= Written exercise =
Could you write out every record below exactly, leaving out any pictures?

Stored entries
···

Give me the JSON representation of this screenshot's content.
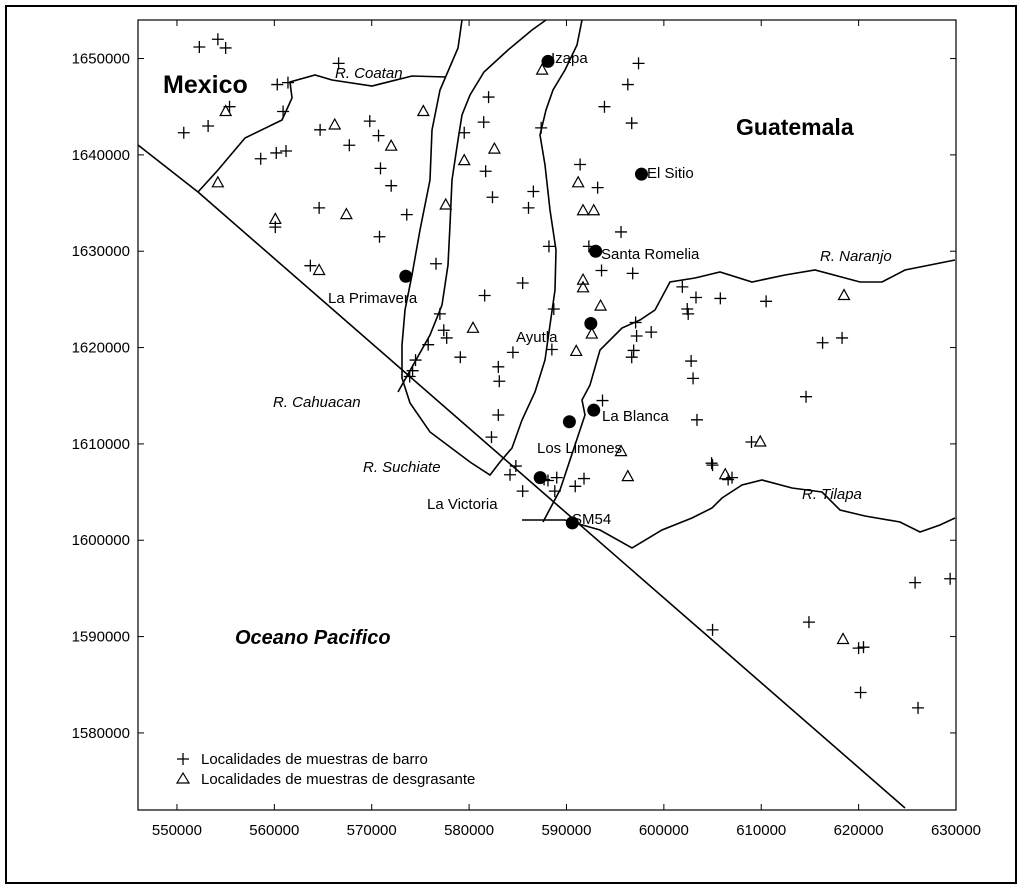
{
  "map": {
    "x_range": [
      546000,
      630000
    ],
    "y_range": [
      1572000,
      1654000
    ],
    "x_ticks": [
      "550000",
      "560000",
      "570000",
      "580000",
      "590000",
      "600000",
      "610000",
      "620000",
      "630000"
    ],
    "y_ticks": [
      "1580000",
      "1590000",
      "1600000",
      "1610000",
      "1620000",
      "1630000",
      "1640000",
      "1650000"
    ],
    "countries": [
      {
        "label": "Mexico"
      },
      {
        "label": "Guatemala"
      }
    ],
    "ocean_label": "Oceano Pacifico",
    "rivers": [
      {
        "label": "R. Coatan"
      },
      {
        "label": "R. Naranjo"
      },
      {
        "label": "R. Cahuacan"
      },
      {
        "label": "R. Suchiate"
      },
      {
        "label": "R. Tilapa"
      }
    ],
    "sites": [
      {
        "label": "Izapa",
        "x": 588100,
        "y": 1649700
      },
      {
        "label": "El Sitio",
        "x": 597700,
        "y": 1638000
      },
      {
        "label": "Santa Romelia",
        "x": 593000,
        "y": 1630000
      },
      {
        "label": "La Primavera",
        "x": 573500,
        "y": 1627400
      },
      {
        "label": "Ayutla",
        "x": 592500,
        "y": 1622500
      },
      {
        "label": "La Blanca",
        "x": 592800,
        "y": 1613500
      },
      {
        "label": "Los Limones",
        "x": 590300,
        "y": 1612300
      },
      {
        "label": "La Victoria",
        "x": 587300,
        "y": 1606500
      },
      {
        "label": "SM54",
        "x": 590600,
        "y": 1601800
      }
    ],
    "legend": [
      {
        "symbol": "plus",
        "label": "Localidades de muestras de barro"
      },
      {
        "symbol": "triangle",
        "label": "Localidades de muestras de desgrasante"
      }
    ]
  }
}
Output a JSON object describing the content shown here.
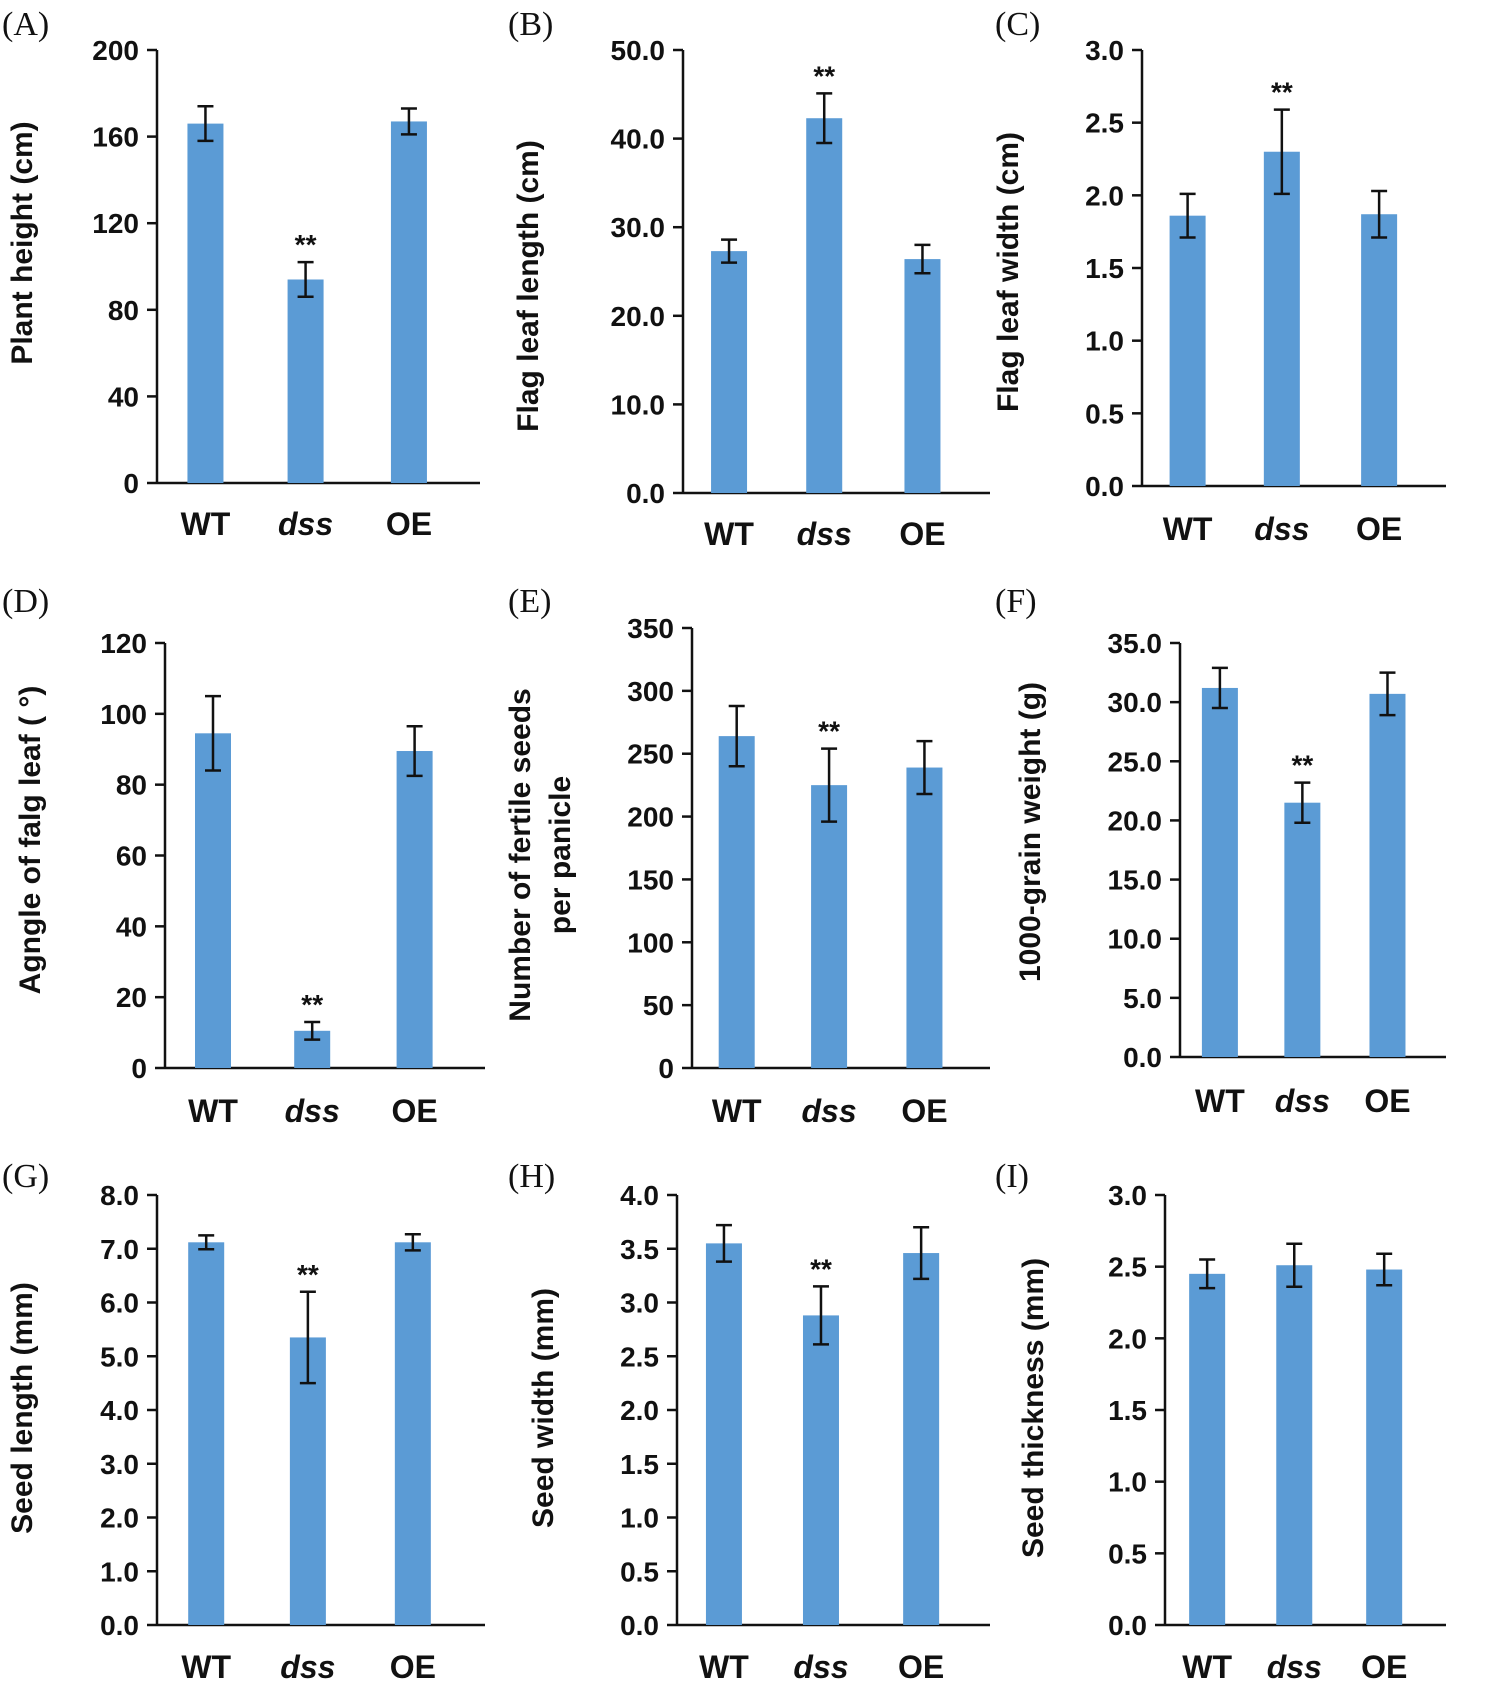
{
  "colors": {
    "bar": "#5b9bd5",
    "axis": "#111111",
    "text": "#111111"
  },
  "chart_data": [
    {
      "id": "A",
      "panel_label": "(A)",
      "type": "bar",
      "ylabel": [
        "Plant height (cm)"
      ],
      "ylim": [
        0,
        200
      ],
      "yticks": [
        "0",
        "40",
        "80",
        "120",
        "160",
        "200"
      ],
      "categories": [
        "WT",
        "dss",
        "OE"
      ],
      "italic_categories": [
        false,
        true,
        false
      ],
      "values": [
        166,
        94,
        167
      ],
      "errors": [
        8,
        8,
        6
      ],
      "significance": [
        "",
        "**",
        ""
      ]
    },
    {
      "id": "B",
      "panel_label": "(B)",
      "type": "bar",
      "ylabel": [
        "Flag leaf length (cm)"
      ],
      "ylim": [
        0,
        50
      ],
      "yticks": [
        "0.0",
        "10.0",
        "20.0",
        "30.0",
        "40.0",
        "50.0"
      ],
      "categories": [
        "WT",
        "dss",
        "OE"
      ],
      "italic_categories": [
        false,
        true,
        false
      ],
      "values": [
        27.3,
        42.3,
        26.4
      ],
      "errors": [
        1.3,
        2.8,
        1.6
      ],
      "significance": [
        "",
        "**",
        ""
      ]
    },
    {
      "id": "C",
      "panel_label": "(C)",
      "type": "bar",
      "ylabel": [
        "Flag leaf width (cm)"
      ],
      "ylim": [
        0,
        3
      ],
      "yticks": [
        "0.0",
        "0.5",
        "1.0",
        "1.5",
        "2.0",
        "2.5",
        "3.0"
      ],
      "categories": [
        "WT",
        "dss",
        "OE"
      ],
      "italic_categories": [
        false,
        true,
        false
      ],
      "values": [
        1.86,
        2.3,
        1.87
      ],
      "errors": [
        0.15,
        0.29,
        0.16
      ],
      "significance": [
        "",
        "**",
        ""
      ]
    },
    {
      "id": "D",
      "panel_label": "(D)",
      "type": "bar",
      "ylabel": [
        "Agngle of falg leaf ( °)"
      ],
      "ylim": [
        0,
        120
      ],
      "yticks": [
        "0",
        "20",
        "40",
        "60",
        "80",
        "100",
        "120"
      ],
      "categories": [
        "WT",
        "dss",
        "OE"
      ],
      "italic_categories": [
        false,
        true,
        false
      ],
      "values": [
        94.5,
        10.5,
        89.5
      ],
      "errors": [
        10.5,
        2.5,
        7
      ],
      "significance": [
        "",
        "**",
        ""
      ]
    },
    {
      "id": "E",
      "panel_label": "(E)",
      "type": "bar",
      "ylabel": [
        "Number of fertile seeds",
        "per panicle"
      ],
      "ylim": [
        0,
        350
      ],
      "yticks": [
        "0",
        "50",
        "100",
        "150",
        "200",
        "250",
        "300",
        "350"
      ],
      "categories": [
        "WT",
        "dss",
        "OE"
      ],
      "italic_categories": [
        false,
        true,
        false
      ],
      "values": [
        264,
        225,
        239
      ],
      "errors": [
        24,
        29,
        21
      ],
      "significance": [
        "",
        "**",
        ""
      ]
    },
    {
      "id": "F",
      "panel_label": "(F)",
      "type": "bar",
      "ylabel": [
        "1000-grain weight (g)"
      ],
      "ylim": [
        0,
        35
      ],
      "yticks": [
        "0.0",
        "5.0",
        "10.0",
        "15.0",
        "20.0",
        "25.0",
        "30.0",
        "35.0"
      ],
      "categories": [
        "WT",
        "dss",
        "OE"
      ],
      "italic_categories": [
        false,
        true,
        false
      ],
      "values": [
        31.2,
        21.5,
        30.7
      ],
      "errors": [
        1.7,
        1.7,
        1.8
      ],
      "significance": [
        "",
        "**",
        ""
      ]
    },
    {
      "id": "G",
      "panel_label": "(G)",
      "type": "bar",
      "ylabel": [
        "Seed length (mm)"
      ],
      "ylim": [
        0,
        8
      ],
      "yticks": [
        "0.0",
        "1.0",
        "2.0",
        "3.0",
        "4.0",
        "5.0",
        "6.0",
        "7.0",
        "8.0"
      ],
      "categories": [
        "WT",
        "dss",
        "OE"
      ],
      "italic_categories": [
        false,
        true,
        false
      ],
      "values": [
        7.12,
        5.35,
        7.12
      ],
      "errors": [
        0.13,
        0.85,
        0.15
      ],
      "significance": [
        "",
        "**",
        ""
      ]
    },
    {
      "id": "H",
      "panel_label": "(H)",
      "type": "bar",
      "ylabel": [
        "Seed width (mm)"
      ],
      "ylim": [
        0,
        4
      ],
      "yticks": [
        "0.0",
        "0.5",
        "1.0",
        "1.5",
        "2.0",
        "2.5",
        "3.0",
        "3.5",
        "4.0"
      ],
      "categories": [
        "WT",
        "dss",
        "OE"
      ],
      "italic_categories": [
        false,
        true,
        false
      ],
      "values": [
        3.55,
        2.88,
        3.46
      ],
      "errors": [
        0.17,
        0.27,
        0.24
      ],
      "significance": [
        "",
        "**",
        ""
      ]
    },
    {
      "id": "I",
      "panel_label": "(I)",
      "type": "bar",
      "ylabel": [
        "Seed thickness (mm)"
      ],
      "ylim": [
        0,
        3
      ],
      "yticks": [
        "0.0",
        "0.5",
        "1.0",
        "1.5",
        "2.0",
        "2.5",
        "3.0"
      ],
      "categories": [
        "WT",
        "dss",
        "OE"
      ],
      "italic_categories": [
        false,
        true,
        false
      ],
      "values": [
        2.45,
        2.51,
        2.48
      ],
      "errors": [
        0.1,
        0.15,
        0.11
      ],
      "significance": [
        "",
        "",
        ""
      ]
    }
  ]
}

···

= Solution =
Give me the JSON representation of this screenshot's content.
{
  "map": {
    "x_range": [
      546000,
      630000
    ],
    "y_range": [
      1572000,
      1654000
    ],
    "x_ticks": [
      "550000",
      "560000",
      "570000",
      "580000",
      "590000",
      "600000",
      "610000",
      "620000",
      "630000"
    ],
    "y_ticks": [
      "1580000",
      "1590000",
      "1600000",
      "1610000",
      "1620000",
      "1630000",
      "1640000",
      "1650000"
    ],
    "countries": [
      {
        "label": "Mexico"
      },
      {
        "label": "Guatemala"
      }
    ],
    "ocean_label": "Oceano Pacifico",
    "rivers": [
      {
        "label": "R. Coatan"
      },
      {
        "label": "R. Naranjo"
      },
      {
        "label": "R. Cahuacan"
      },
      {
        "label": "R. Suchiate"
      },
      {
        "label": "R. Tilapa"
      }
    ],
    "sites": [
      {
        "label": "Izapa",
        "x": 588100,
        "y": 1649700
      },
      {
        "label": "El Sitio",
        "x": 597700,
        "y": 1638000
      },
      {
        "label": "Santa Romelia",
        "x": 593000,
        "y": 1630000
      },
      {
        "label": "La Primavera",
        "x": 573500,
        "y": 1627400
      },
      {
        "label": "Ayutla",
        "x": 592500,
        "y": 1622500
      },
      {
        "label": "La Blanca",
        "x": 592800,
        "y": 1613500
      },
      {
        "label": "Los Limones",
        "x": 590300,
        "y": 1612300
      },
      {
        "label": "La Victoria",
        "x": 587300,
        "y": 1606500
      },
      {
        "label": "SM54",
        "x": 590600,
        "y": 1601800
      }
    ],
    "legend": [
      {
        "symbol": "plus",
        "label": "Localidades de muestras de barro"
      },
      {
        "symbol": "triangle",
        "label": "Localidades de muestras de desgrasante"
      }
    ]
  }
}
Output a JSON object describing the content shown here.
{
  "colors": {
    "bar": "#5b9bd5",
    "axis": "#111111",
    "text": "#111111"
  },
  "chart_data": [
    {
      "id": "A",
      "panel_label": "(A)",
      "type": "bar",
      "ylabel": [
        "Plant height (cm)"
      ],
      "ylim": [
        0,
        200
      ],
      "yticks": [
        "0",
        "40",
        "80",
        "120",
        "160",
        "200"
      ],
      "categories": [
        "WT",
        "dss",
        "OE"
      ],
      "italic_categories": [
        false,
        true,
        false
      ],
      "values": [
        166,
        94,
        167
      ],
      "errors": [
        8,
        8,
        6
      ],
      "significance": [
        "",
        "**",
        ""
      ]
    },
    {
      "id": "B",
      "panel_label": "(B)",
      "type": "bar",
      "ylabel": [
        "Flag leaf length (cm)"
      ],
      "ylim": [
        0,
        50
      ],
      "yticks": [
        "0.0",
        "10.0",
        "20.0",
        "30.0",
        "40.0",
        "50.0"
      ],
      "categories": [
        "WT",
        "dss",
        "OE"
      ],
      "italic_categories": [
        false,
        true,
        false
      ],
      "values": [
        27.3,
        42.3,
        26.4
      ],
      "errors": [
        1.3,
        2.8,
        1.6
      ],
      "significance": [
        "",
        "**",
        ""
      ]
    },
    {
      "id": "C",
      "panel_label": "(C)",
      "type": "bar",
      "ylabel": [
        "Flag leaf width (cm)"
      ],
      "ylim": [
        0,
        3
      ],
      "yticks": [
        "0.0",
        "0.5",
        "1.0",
        "1.5",
        "2.0",
        "2.5",
        "3.0"
      ],
      "categories": [
        "WT",
        "dss",
        "OE"
      ],
      "italic_categories": [
        false,
        true,
        false
      ],
      "values": [
        1.86,
        2.3,
        1.87
      ],
      "errors": [
        0.15,
        0.29,
        0.16
      ],
      "significance": [
        "",
        "**",
        ""
      ]
    },
    {
      "id": "D",
      "panel_label": "(D)",
      "type": "bar",
      "ylabel": [
        "Agngle of falg leaf ( °)"
      ],
      "ylim": [
        0,
        120
      ],
      "yticks": [
        "0",
        "20",
        "40",
        "60",
        "80",
        "100",
        "120"
      ],
      "categories": [
        "WT",
        "dss",
        "OE"
      ],
      "italic_categories": [
        false,
        true,
        false
      ],
      "values": [
        94.5,
        10.5,
        89.5
      ],
      "errors": [
        10.5,
        2.5,
        7
      ],
      "significance": [
        "",
        "**",
        ""
      ]
    },
    {
      "id": "E",
      "panel_label": "(E)",
      "type": "bar",
      "ylabel": [
        "Number of fertile seeds",
        "per panicle"
      ],
      "ylim": [
        0,
        350
      ],
      "yticks": [
        "0",
        "50",
        "100",
        "150",
        "200",
        "250",
        "300",
        "350"
      ],
      "categories": [
        "WT",
        "dss",
        "OE"
      ],
      "italic_categories": [
        false,
        true,
        false
      ],
      "values": [
        264,
        225,
        239
      ],
      "errors": [
        24,
        29,
        21
      ],
      "significance": [
        "",
        "**",
        ""
      ]
    },
    {
      "id": "F",
      "panel_label": "(F)",
      "type": "bar",
      "ylabel": [
        "1000-grain weight (g)"
      ],
      "ylim": [
        0,
        35
      ],
      "yticks": [
        "0.0",
        "5.0",
        "10.0",
        "15.0",
        "20.0",
        "25.0",
        "30.0",
        "35.0"
      ],
      "categories": [
        "WT",
        "dss",
        "OE"
      ],
      "italic_categories": [
        false,
        true,
        false
      ],
      "values": [
        31.2,
        21.5,
        30.7
      ],
      "errors": [
        1.7,
        1.7,
        1.8
      ],
      "significance": [
        "",
        "**",
        ""
      ]
    },
    {
      "id": "G",
      "panel_label": "(G)",
      "type": "bar",
      "ylabel": [
        "Seed length (mm)"
      ],
      "ylim": [
        0,
        8
      ],
      "yticks": [
        "0.0",
        "1.0",
        "2.0",
        "3.0",
        "4.0",
        "5.0",
        "6.0",
        "7.0",
        "8.0"
      ],
      "categories": [
        "WT",
        "dss",
        "OE"
      ],
      "italic_categories": [
        false,
        true,
        false
      ],
      "values": [
        7.12,
        5.35,
        7.12
      ],
      "errors": [
        0.13,
        0.85,
        0.15
      ],
      "significance": [
        "",
        "**",
        ""
      ]
    },
    {
      "id": "H",
      "panel_label": "(H)",
      "type": "bar",
      "ylabel": [
        "Seed width (mm)"
      ],
      "ylim": [
        0,
        4
      ],
      "yticks": [
        "0.0",
        "0.5",
        "1.0",
        "1.5",
        "2.0",
        "2.5",
        "3.0",
        "3.5",
        "4.0"
      ],
      "categories": [
        "WT",
        "dss",
        "OE"
      ],
      "italic_categories": [
        false,
        true,
        false
      ],
      "values": [
        3.55,
        2.88,
        3.46
      ],
      "errors": [
        0.17,
        0.27,
        0.24
      ],
      "significance": [
        "",
        "**",
        ""
      ]
    },
    {
      "id": "I",
      "panel_label": "(I)",
      "type": "bar",
      "ylabel": [
        "Seed thickness (mm)"
      ],
      "ylim": [
        0,
        3
      ],
      "yticks": [
        "0.0",
        "0.5",
        "1.0",
        "1.5",
        "2.0",
        "2.5",
        "3.0"
      ],
      "categories": [
        "WT",
        "dss",
        "OE"
      ],
      "italic_categories": [
        false,
        true,
        false
      ],
      "values": [
        2.45,
        2.51,
        2.48
      ],
      "errors": [
        0.1,
        0.15,
        0.11
      ],
      "significance": [
        "",
        "",
        ""
      ]
    }
  ]
}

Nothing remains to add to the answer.